Stated goal: Lines containing the word "subtitle" are the ones to copy from the records below.

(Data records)
START

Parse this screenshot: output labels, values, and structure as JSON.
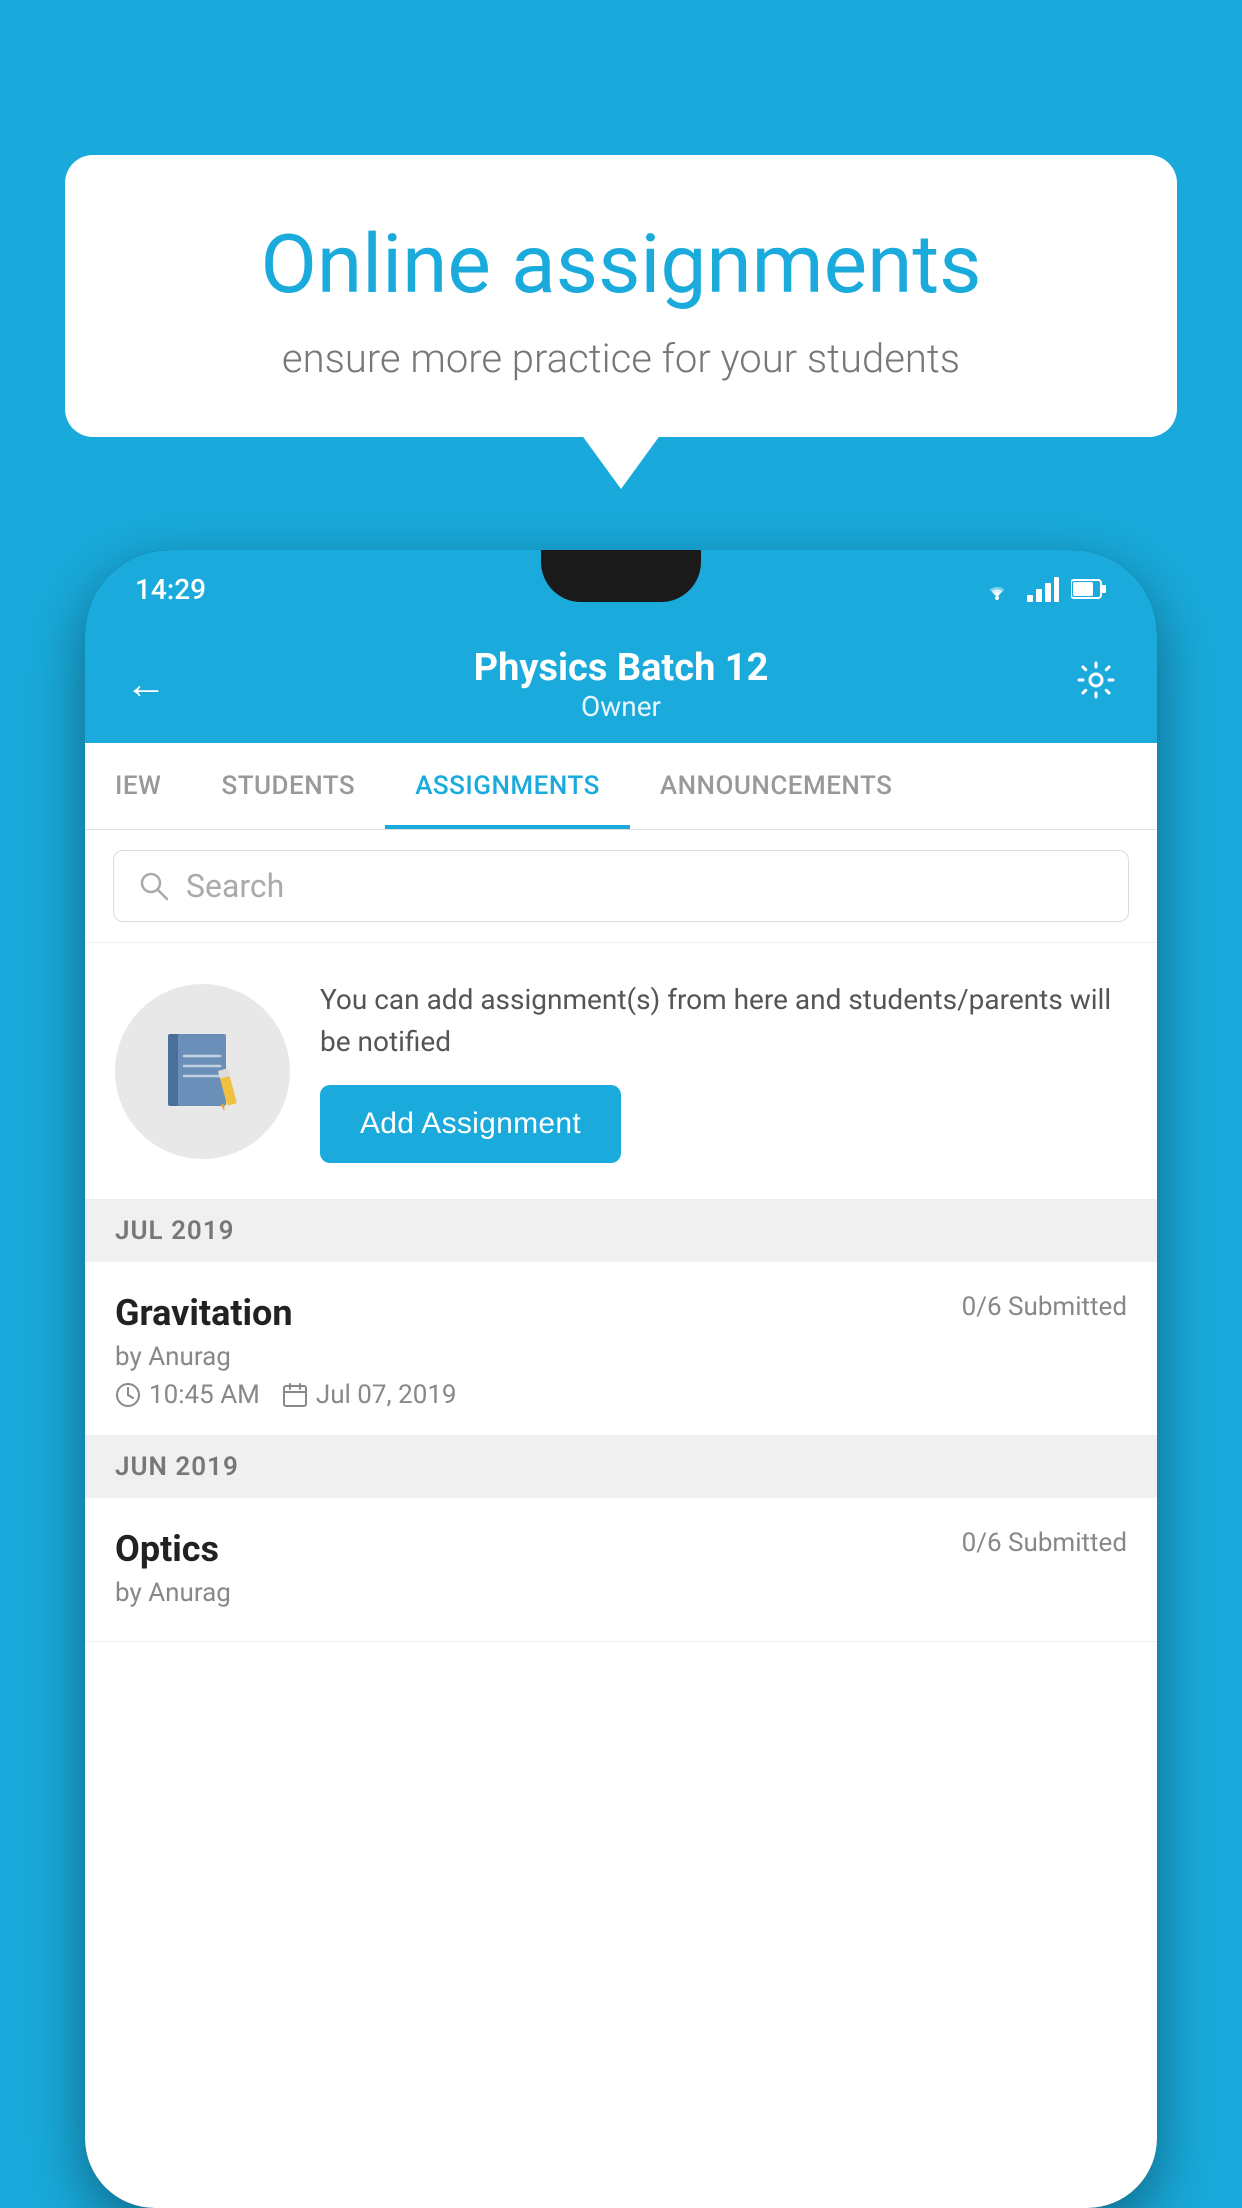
{
  "background_color": "#19AADB",
  "speech_bubble": {
    "title": "Online assignments",
    "subtitle": "ensure more practice for your students"
  },
  "phone": {
    "status_bar": {
      "time": "14:29",
      "icons": [
        "wifi",
        "signal",
        "battery"
      ]
    },
    "header": {
      "title": "Physics Batch 12",
      "subtitle": "Owner",
      "back_label": "←",
      "settings_label": "⚙"
    },
    "tabs": [
      {
        "label": "IEW",
        "active": false
      },
      {
        "label": "STUDENTS",
        "active": false
      },
      {
        "label": "ASSIGNMENTS",
        "active": true
      },
      {
        "label": "ANNOUNCEMENTS",
        "active": false
      }
    ],
    "search": {
      "placeholder": "Search"
    },
    "promo": {
      "icon": "📓",
      "description": "You can add assignment(s) from here and students/parents will be notified",
      "button_label": "Add Assignment"
    },
    "sections": [
      {
        "month": "JUL 2019",
        "assignments": [
          {
            "name": "Gravitation",
            "submitted": "0/6 Submitted",
            "by": "by Anurag",
            "time": "10:45 AM",
            "date": "Jul 07, 2019"
          }
        ]
      },
      {
        "month": "JUN 2019",
        "assignments": [
          {
            "name": "Optics",
            "submitted": "0/6 Submitted",
            "by": "by Anurag",
            "time": "",
            "date": ""
          }
        ]
      }
    ]
  }
}
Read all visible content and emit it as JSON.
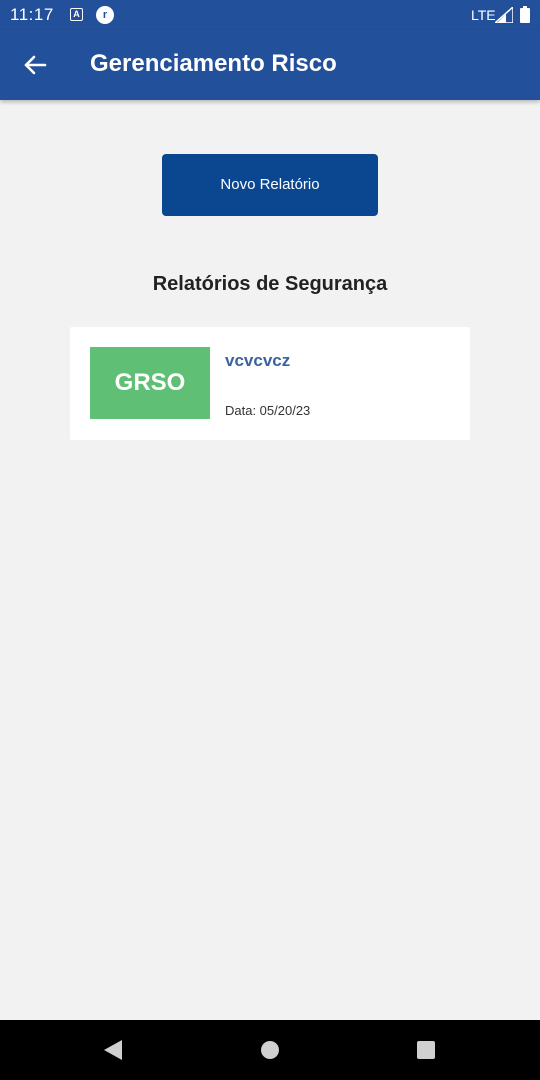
{
  "status_bar": {
    "time": "11:17",
    "notification_icon_1": "A",
    "notification_icon_2": "r",
    "network": "LTE",
    "background_color": "#23509a"
  },
  "app_bar": {
    "title": "Gerenciamento Risco",
    "back_icon": "arrow-left-icon",
    "background_color": "#23509a"
  },
  "main": {
    "new_report_button": "Novo Relatório",
    "section_title": "Relatórios de Segurança",
    "reports": [
      {
        "badge": "GRSO",
        "badge_color": "#5fbf75",
        "name": "vcvcvcz",
        "date": "Data: 05/20/23"
      }
    ]
  },
  "nav_bar": {
    "icons": [
      "triangle-back-icon",
      "circle-home-icon",
      "square-recents-icon"
    ]
  }
}
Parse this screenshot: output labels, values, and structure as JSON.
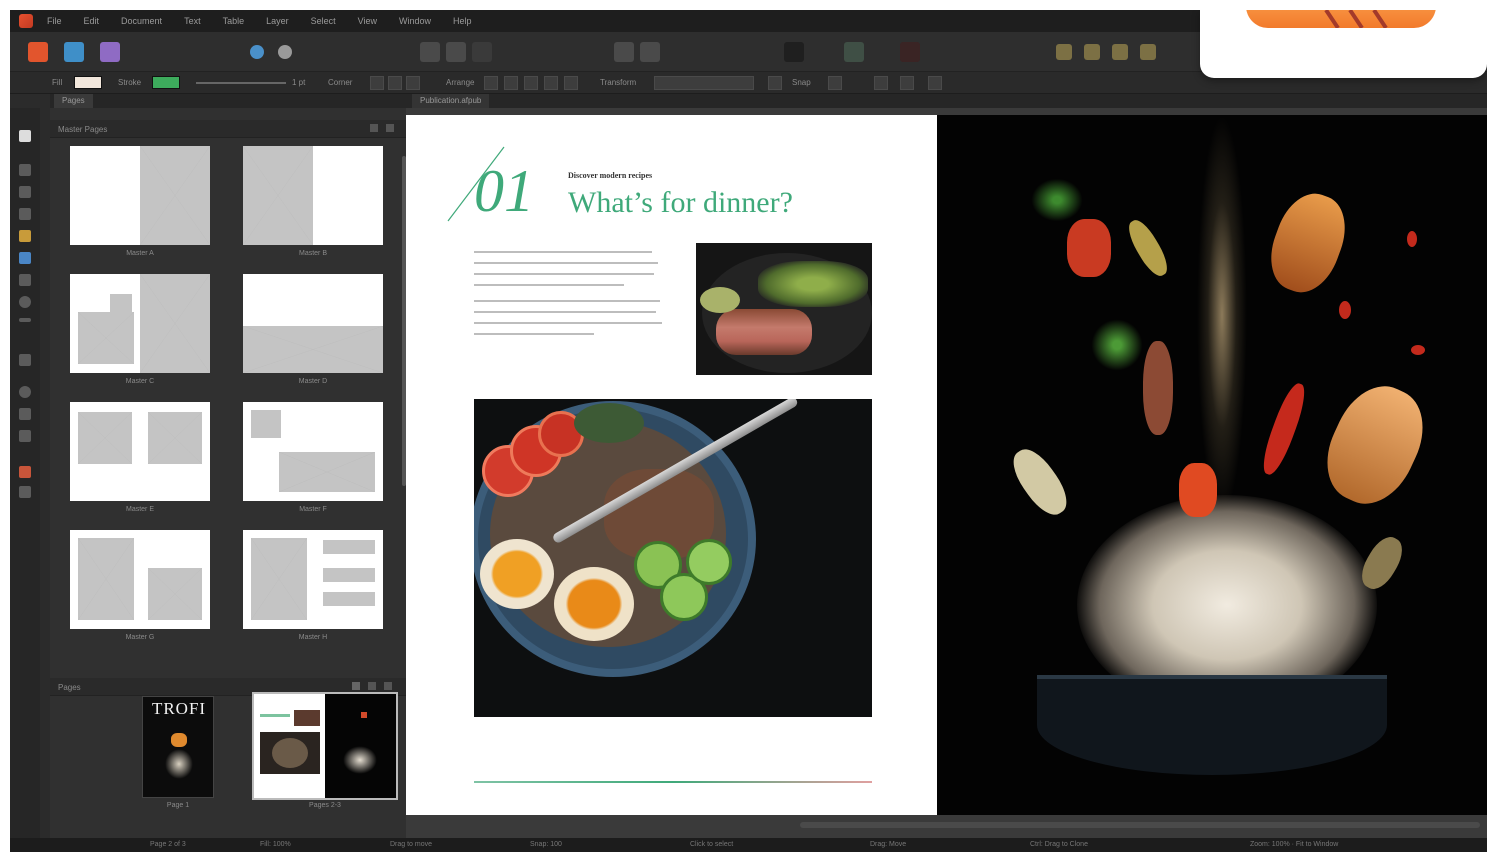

END

Finished exercise:
    "subtitle": "ensure more practice for your students"
      "subtitle": "Owner",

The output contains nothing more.